* WORK INSTRUCTIONS
Reproduce the entries exactly.

-- SUPPLIED RECORDS start --

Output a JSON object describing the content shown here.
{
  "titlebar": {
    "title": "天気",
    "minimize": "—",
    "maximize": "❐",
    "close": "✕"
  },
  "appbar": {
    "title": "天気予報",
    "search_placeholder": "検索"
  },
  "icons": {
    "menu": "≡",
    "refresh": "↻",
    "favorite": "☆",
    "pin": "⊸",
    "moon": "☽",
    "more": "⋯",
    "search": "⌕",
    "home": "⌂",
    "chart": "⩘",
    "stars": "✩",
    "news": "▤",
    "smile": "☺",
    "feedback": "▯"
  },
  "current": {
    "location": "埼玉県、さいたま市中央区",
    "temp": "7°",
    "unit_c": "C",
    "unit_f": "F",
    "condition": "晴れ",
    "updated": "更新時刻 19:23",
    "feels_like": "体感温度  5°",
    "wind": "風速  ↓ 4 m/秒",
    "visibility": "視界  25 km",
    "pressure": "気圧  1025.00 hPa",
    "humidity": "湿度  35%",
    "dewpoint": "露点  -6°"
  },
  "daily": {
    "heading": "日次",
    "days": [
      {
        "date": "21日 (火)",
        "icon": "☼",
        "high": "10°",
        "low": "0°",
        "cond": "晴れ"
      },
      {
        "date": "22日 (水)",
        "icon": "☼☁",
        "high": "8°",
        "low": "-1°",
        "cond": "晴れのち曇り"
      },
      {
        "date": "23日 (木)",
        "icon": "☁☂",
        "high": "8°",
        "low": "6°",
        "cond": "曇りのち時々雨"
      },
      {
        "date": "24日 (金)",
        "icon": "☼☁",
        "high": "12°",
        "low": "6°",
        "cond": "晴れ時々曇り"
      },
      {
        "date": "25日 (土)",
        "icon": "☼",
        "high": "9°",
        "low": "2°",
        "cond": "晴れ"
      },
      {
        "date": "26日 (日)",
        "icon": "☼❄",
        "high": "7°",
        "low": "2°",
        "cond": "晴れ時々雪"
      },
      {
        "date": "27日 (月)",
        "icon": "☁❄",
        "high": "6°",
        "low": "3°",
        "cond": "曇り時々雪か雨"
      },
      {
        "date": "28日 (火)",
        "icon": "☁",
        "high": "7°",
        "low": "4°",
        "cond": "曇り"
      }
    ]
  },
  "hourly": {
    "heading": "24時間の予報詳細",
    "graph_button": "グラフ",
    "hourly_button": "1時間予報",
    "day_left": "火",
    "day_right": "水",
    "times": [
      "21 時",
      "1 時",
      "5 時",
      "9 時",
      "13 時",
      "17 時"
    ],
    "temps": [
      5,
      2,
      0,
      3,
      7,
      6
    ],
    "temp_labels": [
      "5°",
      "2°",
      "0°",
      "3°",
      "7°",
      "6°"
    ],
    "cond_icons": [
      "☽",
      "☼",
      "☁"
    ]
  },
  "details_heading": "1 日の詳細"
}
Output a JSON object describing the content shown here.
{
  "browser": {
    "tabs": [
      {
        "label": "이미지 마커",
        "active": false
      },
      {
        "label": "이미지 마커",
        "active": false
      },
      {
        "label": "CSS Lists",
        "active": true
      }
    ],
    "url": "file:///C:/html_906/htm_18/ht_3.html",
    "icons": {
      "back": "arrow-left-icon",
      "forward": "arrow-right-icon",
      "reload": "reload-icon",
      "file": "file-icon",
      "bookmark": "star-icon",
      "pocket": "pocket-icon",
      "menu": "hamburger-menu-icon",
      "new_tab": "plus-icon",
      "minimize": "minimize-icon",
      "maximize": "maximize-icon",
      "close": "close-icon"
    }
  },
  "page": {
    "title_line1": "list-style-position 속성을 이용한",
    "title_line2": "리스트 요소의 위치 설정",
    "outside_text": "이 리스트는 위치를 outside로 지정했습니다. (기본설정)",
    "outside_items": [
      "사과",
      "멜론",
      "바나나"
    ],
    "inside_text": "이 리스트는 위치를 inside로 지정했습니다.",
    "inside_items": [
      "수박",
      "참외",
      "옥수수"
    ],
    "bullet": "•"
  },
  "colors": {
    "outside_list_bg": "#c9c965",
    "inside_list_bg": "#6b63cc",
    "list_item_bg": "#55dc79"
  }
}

-- SUPPLIED RECORDS end --

* THE COMPLETED TASK
Output a JSON object describing the content shown here.
{
  "titlebar": {
    "title": "天気",
    "minimize": "—",
    "maximize": "❐",
    "close": "✕"
  },
  "appbar": {
    "title": "天気予報",
    "search_placeholder": "検索"
  },
  "icons": {
    "menu": "≡",
    "refresh": "↻",
    "favorite": "☆",
    "pin": "⊸",
    "moon": "☽",
    "more": "⋯",
    "search": "⌕",
    "home": "⌂",
    "chart": "⩘",
    "stars": "✩",
    "news": "▤",
    "smile": "☺",
    "feedback": "▯"
  },
  "current": {
    "location": "埼玉県、さいたま市中央区",
    "temp": "7°",
    "unit_c": "C",
    "unit_f": "F",
    "condition": "晴れ",
    "updated": "更新時刻 19:23",
    "feels_like": "体感温度  5°",
    "wind": "風速  ↓ 4 m/秒",
    "visibility": "視界  25 km",
    "pressure": "気圧  1025.00 hPa",
    "humidity": "湿度  35%",
    "dewpoint": "露点  -6°"
  },
  "daily": {
    "heading": "日次",
    "days": [
      {
        "date": "21日 (火)",
        "icon": "☼",
        "high": "10°",
        "low": "0°",
        "cond": "晴れ"
      },
      {
        "date": "22日 (水)",
        "icon": "☼☁",
        "high": "8°",
        "low": "-1°",
        "cond": "晴れのち曇り"
      },
      {
        "date": "23日 (木)",
        "icon": "☁☂",
        "high": "8°",
        "low": "6°",
        "cond": "曇りのち時々雨"
      },
      {
        "date": "24日 (金)",
        "icon": "☼☁",
        "high": "12°",
        "low": "6°",
        "cond": "晴れ時々曇り"
      },
      {
        "date": "25日 (土)",
        "icon": "☼",
        "high": "9°",
        "low": "2°",
        "cond": "晴れ"
      },
      {
        "date": "26日 (日)",
        "icon": "☼❄",
        "high": "7°",
        "low": "2°",
        "cond": "晴れ時々雪"
      },
      {
        "date": "27日 (月)",
        "icon": "☁❄",
        "high": "6°",
        "low": "3°",
        "cond": "曇り時々雪か雨"
      },
      {
        "date": "28日 (火)",
        "icon": "☁",
        "high": "7°",
        "low": "4°",
        "cond": "曇り"
      }
    ]
  },
  "hourly": {
    "heading": "24時間の予報詳細",
    "graph_button": "グラフ",
    "hourly_button": "1時間予報",
    "day_left": "火",
    "day_right": "水",
    "times": [
      "21 時",
      "1 時",
      "5 時",
      "9 時",
      "13 時",
      "17 時"
    ],
    "temps": [
      5,
      2,
      0,
      3,
      7,
      6
    ],
    "temp_labels": [
      "5°",
      "2°",
      "0°",
      "3°",
      "7°",
      "6°"
    ],
    "cond_icons": [
      "☽",
      "☼",
      "☁"
    ]
  },
  "details_heading": "1 日の詳細"
}
Output a JSON object describing the content shown here.
{
  "browser": {
    "tabs": [
      {
        "label": "이미지 마커",
        "active": false
      },
      {
        "label": "이미지 마커",
        "active": false
      },
      {
        "label": "CSS Lists",
        "active": true
      }
    ],
    "url": "file:///C:/html_906/htm_18/ht_3.html",
    "icons": {
      "back": "arrow-left-icon",
      "forward": "arrow-right-icon",
      "reload": "reload-icon",
      "file": "file-icon",
      "bookmark": "star-icon",
      "pocket": "pocket-icon",
      "menu": "hamburger-menu-icon",
      "new_tab": "plus-icon",
      "minimize": "minimize-icon",
      "maximize": "maximize-icon",
      "close": "close-icon"
    }
  },
  "page": {
    "title_line1": "list-style-position 속성을 이용한",
    "title_line2": "리스트 요소의 위치 설정",
    "outside_text": "이 리스트는 위치를 outside로 지정했습니다. (기본설정)",
    "outside_items": [
      "사과",
      "멜론",
      "바나나"
    ],
    "inside_text": "이 리스트는 위치를 inside로 지정했습니다.",
    "inside_items": [
      "수박",
      "참외",
      "옥수수"
    ],
    "bullet": "•"
  },
  "colors": {
    "outside_list_bg": "#c9c965",
    "inside_list_bg": "#6b63cc",
    "list_item_bg": "#55dc79"
  }
}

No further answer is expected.